*What you need to do*: Quote all of the data that follows exactly as written, skipping the images.
%%
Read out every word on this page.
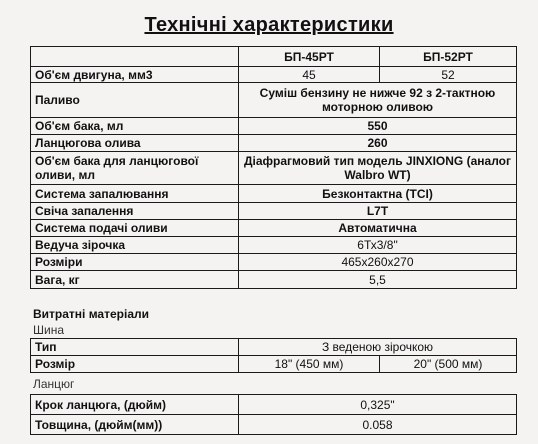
Технічні характеристики
	БП-45РТ	БП-52РТ
Об'єм двигуна, мм3	45	52
Паливо	Суміш бензину не нижче 92 з 2-тактною моторною оливою	
Об'єм бака, мл	550	
Ланцюгова олива	260	
Об'єм бака для ланцюгової оливи, мл	Діафрагмовий тип модель JINXIONG (аналог Walbro WT)	
Система запалювання	Безконтактна (TCI)	
Свіча запалення	L7T	
Система подачі оливи	Автоматична	
Ведуча зірочка	6Тх3/8"	
Розміри	465х260х270	
Вага, кг	5,5	
Витратні матеріали
Шина
Тип	З веденою зірочкою	
Розмір	18" (450 мм)	20" (500 мм)
Ланцюг
Крок ланцюга, (дюйм)	0,325"
Товщина, (дюйм(мм))	0.058
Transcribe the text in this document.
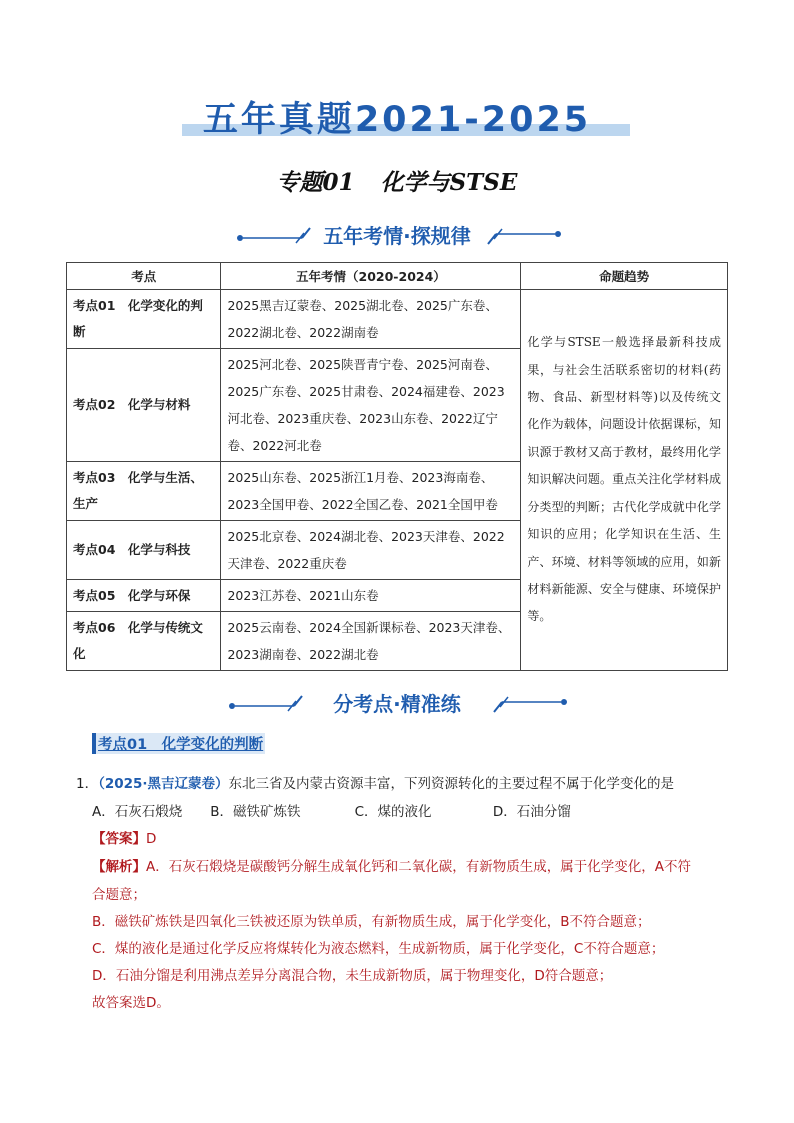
五年真题2021-2025
专题01 化学与STSE
五年考情·探规律
考点	五年考情（2020-2024）	命题趋势
考点01　化学变化的判断	2025黑吉辽蒙卷、2025湖北卷、2025广东卷、2022湖北卷、2022湖南卷	化学与STSE一般选择最新科技成果，与社会生活联系密切的材料(药物、食品、新型材料等)以及传统文化作为载体，问题设计依据课标，知识源于教材又高于教材，最终用化学知识解决问题。重点关注化学材料成分类型的判断；古代化学成就中化学知识的应用；化学知识在生活、生产、环境、材料等领域的应用，如新材料新能源、安全与健康、环境保护等。
考点02　化学与材料	2025河北卷、2025陕晋青宁卷、2025河南卷、2025广东卷、2025甘肃卷、2024福建卷、2023河北卷、2023重庆卷、2023山东卷、2022辽宁卷、2022河北卷	
考点03　化学与生活、生产	2025山东卷、2025浙江1月卷、2023海南卷、2023全国甲卷、2022全国乙卷、2021全国甲卷	
考点04　化学与科技	2025北京卷、2024湖北卷、2023天津卷、2022天津卷、2022重庆卷	
考点05　化学与环保	2023江苏卷、2021山东卷	
考点06　化学与传统文化	2025云南卷、2024全国新课标卷、2023天津卷、2023湖南卷、2022湖北卷	
分考点·精准练
考点01　化学变化的判断
1．（2025·黑吉辽蒙卷）东北三省及内蒙古资源丰富，下列资源转化的主要过程不属于化学变化的是
A．石灰石煅烧 B．磁铁矿炼铁	C．煤的液化	D．石油分馏
【答案】D
【解析】A．石灰石煅烧是碳酸钙分解生成氧化钙和二氧化碳，有新物质生成，属于化学变化，A不符
合题意；
B．磁铁矿炼铁是四氧化三铁被还原为铁单质，有新物质生成，属于化学变化，B不符合题意；
C．煤的液化是通过化学反应将煤转化为液态燃料，生成新物质，属于化学变化，C不符合题意；
D．石油分馏是利用沸点差异分离混合物，未生成新物质，属于物理变化，D符合题意；
故答案选D。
%%
*Solution*:
Read out every word on this page.
Технічні характеристики
	БП-45РТ	БП-52РТ
Об'єм двигуна, мм3	45	52
Паливо	Суміш бензину не нижче 92 з 2-тактною моторною оливою	
Об'єм бака, мл	550	
Ланцюгова олива	260	
Об'єм бака для ланцюгової оливи, мл	Діафрагмовий тип модель JINXIONG (аналог Walbro WT)	
Система запалювання	Безконтактна (TCI)	
Свіча запалення	L7T	
Система подачі оливи	Автоматична	
Ведуча зірочка	6Тх3/8"	
Розміри	465х260х270	
Вага, кг	5,5	
Витратні матеріали
Шина
Тип	З веденою зірочкою	
Розмір	18" (450 мм)	20" (500 мм)
Ланцюг
Крок ланцюга, (дюйм)	0,325"
Товщина, (дюйм(мм))	0.058
Transcribe the text in this document.
五年真题2021-2025
专题01 化学与STSE
五年考情·探规律
考点	五年考情（2020-2024）	命题趋势
考点01　化学变化的判断	2025黑吉辽蒙卷、2025湖北卷、2025广东卷、2022湖北卷、2022湖南卷	化学与STSE一般选择最新科技成果，与社会生活联系密切的材料(药物、食品、新型材料等)以及传统文化作为载体，问题设计依据课标，知识源于教材又高于教材，最终用化学知识解决问题。重点关注化学材料成分类型的判断；古代化学成就中化学知识的应用；化学知识在生活、生产、环境、材料等领域的应用，如新材料新能源、安全与健康、环境保护等。
考点02　化学与材料	2025河北卷、2025陕晋青宁卷、2025河南卷、2025广东卷、2025甘肃卷、2024福建卷、2023河北卷、2023重庆卷、2023山东卷、2022辽宁卷、2022河北卷	
考点03　化学与生活、生产	2025山东卷、2025浙江1月卷、2023海南卷、2023全国甲卷、2022全国乙卷、2021全国甲卷	
考点04　化学与科技	2025北京卷、2024湖北卷、2023天津卷、2022天津卷、2022重庆卷	
考点05　化学与环保	2023江苏卷、2021山东卷	
考点06　化学与传统文化	2025云南卷、2024全国新课标卷、2023天津卷、2023湖南卷、2022湖北卷	
分考点·精准练
考点01　化学变化的判断
1．（2025·黑吉辽蒙卷）东北三省及内蒙古资源丰富，下列资源转化的主要过程不属于化学变化的是
A．石灰石煅烧 B．磁铁矿炼铁	C．煤的液化	D．石油分馏
【答案】D
【解析】A．石灰石煅烧是碳酸钙分解生成氧化钙和二氧化碳，有新物质生成，属于化学变化，A不符
合题意；
B．磁铁矿炼铁是四氧化三铁被还原为铁单质，有新物质生成，属于化学变化，B不符合题意；
C．煤的液化是通过化学反应将煤转化为液态燃料，生成新物质，属于化学变化，C不符合题意；
D．石油分馏是利用沸点差异分离混合物，未生成新物质，属于物理变化，D符合题意；
故答案选D。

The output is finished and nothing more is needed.